Instructions to follow
Every record needs to be restated word for word.

[Data excerpts]

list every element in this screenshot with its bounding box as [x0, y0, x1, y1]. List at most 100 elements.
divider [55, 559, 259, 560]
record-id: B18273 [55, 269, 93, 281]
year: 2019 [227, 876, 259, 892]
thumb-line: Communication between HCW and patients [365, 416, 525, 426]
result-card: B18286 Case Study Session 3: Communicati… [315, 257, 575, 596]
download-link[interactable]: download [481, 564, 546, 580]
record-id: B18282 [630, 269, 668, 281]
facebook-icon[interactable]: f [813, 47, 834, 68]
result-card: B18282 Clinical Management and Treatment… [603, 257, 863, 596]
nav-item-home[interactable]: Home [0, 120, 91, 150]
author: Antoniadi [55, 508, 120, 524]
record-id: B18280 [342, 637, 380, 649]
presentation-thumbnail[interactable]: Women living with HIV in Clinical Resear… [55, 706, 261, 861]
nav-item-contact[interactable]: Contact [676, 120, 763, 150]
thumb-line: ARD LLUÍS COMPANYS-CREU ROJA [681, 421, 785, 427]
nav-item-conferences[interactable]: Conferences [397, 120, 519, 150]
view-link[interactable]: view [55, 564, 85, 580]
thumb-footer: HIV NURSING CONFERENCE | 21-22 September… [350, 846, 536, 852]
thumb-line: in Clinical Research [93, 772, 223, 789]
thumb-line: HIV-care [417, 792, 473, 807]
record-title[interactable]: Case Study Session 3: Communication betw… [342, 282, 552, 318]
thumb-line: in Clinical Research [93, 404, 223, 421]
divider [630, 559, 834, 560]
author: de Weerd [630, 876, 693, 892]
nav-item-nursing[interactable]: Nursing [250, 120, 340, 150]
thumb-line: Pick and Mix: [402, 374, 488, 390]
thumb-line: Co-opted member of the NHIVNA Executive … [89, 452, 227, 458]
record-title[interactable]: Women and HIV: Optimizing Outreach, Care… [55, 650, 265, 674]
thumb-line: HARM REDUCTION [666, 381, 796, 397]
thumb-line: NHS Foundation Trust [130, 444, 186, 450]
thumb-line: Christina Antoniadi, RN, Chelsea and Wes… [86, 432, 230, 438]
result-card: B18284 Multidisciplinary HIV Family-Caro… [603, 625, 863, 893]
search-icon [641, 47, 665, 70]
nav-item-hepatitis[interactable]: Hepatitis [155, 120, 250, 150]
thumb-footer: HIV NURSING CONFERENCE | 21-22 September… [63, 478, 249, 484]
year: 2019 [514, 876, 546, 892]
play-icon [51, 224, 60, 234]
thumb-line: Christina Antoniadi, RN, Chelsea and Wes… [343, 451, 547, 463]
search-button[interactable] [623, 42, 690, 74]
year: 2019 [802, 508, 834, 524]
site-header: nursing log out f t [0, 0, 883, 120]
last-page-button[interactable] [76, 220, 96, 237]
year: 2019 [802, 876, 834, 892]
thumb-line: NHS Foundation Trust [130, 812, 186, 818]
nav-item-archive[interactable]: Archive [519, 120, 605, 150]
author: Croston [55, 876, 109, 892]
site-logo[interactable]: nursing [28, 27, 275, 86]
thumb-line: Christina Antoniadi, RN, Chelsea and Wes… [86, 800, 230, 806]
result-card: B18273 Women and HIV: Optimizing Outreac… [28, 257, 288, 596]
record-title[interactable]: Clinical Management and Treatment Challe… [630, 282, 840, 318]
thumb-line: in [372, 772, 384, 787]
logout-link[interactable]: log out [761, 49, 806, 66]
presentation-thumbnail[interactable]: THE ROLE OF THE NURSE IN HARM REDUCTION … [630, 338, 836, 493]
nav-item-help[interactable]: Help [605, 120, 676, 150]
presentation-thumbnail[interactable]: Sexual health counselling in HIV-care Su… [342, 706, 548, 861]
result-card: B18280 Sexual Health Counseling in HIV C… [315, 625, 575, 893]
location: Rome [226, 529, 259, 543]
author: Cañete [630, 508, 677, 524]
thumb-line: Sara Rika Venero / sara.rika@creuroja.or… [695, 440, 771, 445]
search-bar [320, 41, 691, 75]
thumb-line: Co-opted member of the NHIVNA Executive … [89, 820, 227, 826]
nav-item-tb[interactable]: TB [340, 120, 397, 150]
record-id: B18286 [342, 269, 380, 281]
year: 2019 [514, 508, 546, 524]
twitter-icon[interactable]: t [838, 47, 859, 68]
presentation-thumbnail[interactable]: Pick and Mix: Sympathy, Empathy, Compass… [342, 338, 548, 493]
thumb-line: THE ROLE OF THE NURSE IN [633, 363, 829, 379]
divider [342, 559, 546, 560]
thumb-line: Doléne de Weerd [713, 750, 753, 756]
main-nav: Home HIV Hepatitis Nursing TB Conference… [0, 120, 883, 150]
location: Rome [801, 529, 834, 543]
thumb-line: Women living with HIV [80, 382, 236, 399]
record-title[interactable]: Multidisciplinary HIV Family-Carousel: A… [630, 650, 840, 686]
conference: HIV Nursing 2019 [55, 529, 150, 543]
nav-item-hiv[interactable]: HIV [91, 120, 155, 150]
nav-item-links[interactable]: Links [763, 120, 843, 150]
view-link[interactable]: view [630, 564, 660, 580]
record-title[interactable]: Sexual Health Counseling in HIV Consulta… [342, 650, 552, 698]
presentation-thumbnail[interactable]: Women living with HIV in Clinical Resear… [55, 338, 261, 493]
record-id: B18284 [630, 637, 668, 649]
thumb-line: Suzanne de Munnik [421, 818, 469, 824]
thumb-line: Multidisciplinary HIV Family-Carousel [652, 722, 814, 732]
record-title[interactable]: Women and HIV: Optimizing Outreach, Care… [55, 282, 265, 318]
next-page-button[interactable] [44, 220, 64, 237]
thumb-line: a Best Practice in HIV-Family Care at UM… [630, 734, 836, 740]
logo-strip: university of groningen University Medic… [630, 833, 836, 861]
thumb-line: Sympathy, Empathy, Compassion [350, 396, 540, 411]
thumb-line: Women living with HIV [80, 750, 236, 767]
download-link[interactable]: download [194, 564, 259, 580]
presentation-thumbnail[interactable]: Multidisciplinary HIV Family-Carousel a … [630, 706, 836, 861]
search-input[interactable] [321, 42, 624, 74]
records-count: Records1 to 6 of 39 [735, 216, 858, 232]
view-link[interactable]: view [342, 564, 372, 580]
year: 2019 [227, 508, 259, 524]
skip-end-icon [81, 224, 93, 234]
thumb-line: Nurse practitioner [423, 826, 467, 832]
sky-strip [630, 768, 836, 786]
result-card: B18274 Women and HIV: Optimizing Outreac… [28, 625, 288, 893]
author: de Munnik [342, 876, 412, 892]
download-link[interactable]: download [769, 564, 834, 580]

Task response
list every element in this screenshot with its bounding box as [x0, y0, x1, y1]. List at most 100 elements.
divider [55, 559, 259, 560]
record-id: B18273 [55, 269, 93, 281]
year: 2019 [227, 876, 259, 892]
thumb-line: Communication between HCW and patients [365, 416, 525, 426]
result-card: B18286 Case Study Session 3: Communicati… [315, 257, 575, 596]
download-link[interactable]: download [481, 564, 546, 580]
record-id: B18282 [630, 269, 668, 281]
facebook-icon[interactable]: f [813, 47, 834, 68]
result-card: B18282 Clinical Management and Treatment… [603, 257, 863, 596]
nav-item-home[interactable]: Home [0, 120, 91, 150]
author: Antoniadi [55, 508, 120, 524]
record-id: B18280 [342, 637, 380, 649]
presentation-thumbnail[interactable]: Women living with HIV in Clinical Resear… [55, 706, 261, 861]
nav-item-contact[interactable]: Contact [676, 120, 763, 150]
thumb-line: ARD LLUÍS COMPANYS-CREU ROJA [681, 421, 785, 427]
nav-item-conferences[interactable]: Conferences [397, 120, 519, 150]
view-link[interactable]: view [55, 564, 85, 580]
thumb-footer: HIV NURSING CONFERENCE | 21-22 September… [350, 846, 536, 852]
thumb-line: in Clinical Research [93, 772, 223, 789]
thumb-line: HIV-care [417, 792, 473, 807]
record-title[interactable]: Case Study Session 3: Communication betw… [342, 282, 552, 318]
thumb-line: in Clinical Research [93, 404, 223, 421]
divider [630, 559, 834, 560]
author: de Weerd [630, 876, 693, 892]
nav-item-nursing[interactable]: Nursing [250, 120, 340, 150]
thumb-line: Pick and Mix: [402, 374, 488, 390]
thumb-line: Co-opted member of the NHIVNA Executive … [89, 452, 227, 458]
record-title[interactable]: Women and HIV: Optimizing Outreach, Care… [55, 650, 265, 674]
thumb-line: HARM REDUCTION [666, 381, 796, 397]
thumb-line: NHS Foundation Trust [130, 444, 186, 450]
thumb-line: Christina Antoniadi, RN, Chelsea and Wes… [86, 432, 230, 438]
result-card: B18284 Multidisciplinary HIV Family-Caro… [603, 625, 863, 893]
search-icon [641, 47, 665, 70]
nav-item-hepatitis[interactable]: Hepatitis [155, 120, 250, 150]
thumb-footer: HIV NURSING CONFERENCE | 21-22 September… [63, 478, 249, 484]
year: 2019 [514, 876, 546, 892]
play-icon [51, 224, 60, 234]
thumb-line: Christina Antoniadi, RN, Chelsea and Wes… [343, 451, 547, 463]
search-button[interactable] [623, 42, 690, 74]
year: 2019 [802, 508, 834, 524]
site-header: nursing log out f t [0, 0, 883, 120]
last-page-button[interactable] [76, 220, 96, 237]
year: 2019 [802, 876, 834, 892]
thumb-line: NHS Foundation Trust [130, 812, 186, 818]
nav-item-archive[interactable]: Archive [519, 120, 605, 150]
author: Croston [55, 876, 109, 892]
site-logo[interactable]: nursing [28, 27, 275, 86]
thumb-line: Christina Antoniadi, RN, Chelsea and Wes… [86, 800, 230, 806]
result-card: B18273 Women and HIV: Optimizing Outreac… [28, 257, 288, 596]
record-title[interactable]: Clinical Management and Treatment Challe… [630, 282, 840, 318]
thumb-line: in [372, 772, 384, 787]
logout-link[interactable]: log out [761, 49, 806, 66]
presentation-thumbnail[interactable]: THE ROLE OF THE NURSE IN HARM REDUCTION … [630, 338, 836, 493]
nav-item-help[interactable]: Help [605, 120, 676, 150]
presentation-thumbnail[interactable]: Sexual health counselling in HIV-care Su… [342, 706, 548, 861]
result-card: B18280 Sexual Health Counseling in HIV C… [315, 625, 575, 893]
location: Rome [226, 529, 259, 543]
author: Cañete [630, 508, 677, 524]
thumb-line: Sara Rika Venero / sara.rika@creuroja.or… [695, 440, 771, 445]
search-bar [320, 41, 691, 75]
thumb-line: Co-opted member of the NHIVNA Executive … [89, 820, 227, 826]
nav-item-tb[interactable]: TB [340, 120, 397, 150]
record-id: B18286 [342, 269, 380, 281]
year: 2019 [514, 508, 546, 524]
twitter-icon[interactable]: t [838, 47, 859, 68]
presentation-thumbnail[interactable]: Pick and Mix: Sympathy, Empathy, Compass… [342, 338, 548, 493]
thumb-line: THE ROLE OF THE NURSE IN [633, 363, 829, 379]
divider [342, 559, 546, 560]
thumb-line: Doléne de Weerd [713, 750, 753, 756]
main-nav: Home HIV Hepatitis Nursing TB Conference… [0, 120, 883, 150]
location: Rome [801, 529, 834, 543]
thumb-line: Women living with HIV [80, 382, 236, 399]
record-title[interactable]: Multidisciplinary HIV Family-Carousel: A… [630, 650, 840, 686]
conference: HIV Nursing 2019 [55, 529, 150, 543]
nav-item-hiv[interactable]: HIV [91, 120, 155, 150]
nav-item-links[interactable]: Links [763, 120, 843, 150]
view-link[interactable]: view [630, 564, 660, 580]
record-title[interactable]: Sexual Health Counseling in HIV Consulta… [342, 650, 552, 698]
presentation-thumbnail[interactable]: Women living with HIV in Clinical Resear… [55, 338, 261, 493]
record-id: B18284 [630, 637, 668, 649]
thumb-line: Suzanne de Munnik [421, 818, 469, 824]
thumb-line: Multidisciplinary HIV Family-Carousel [652, 722, 814, 732]
record-title[interactable]: Women and HIV: Optimizing Outreach, Care… [55, 282, 265, 318]
next-page-button[interactable] [44, 220, 64, 237]
thumb-line: a Best Practice in HIV-Family Care at UM… [630, 734, 836, 740]
logo-strip: university of groningen University Medic… [630, 833, 836, 861]
thumb-line: Sympathy, Empathy, Compassion [350, 396, 540, 411]
thumb-line: Women living with HIV [80, 750, 236, 767]
download-link[interactable]: download [194, 564, 259, 580]
presentation-thumbnail[interactable]: Multidisciplinary HIV Family-Carousel a … [630, 706, 836, 861]
search-input[interactable] [321, 42, 624, 74]
records-count: Records1 to 6 of 39 [735, 216, 858, 232]
view-link[interactable]: view [342, 564, 372, 580]
year: 2019 [227, 508, 259, 524]
skip-end-icon [81, 224, 93, 234]
thumb-line: Nurse practitioner [423, 826, 467, 832]
sky-strip [630, 768, 836, 786]
result-card: B18274 Women and HIV: Optimizing Outreac… [28, 625, 288, 893]
author: de Munnik [342, 876, 412, 892]
download-link[interactable]: download [769, 564, 834, 580]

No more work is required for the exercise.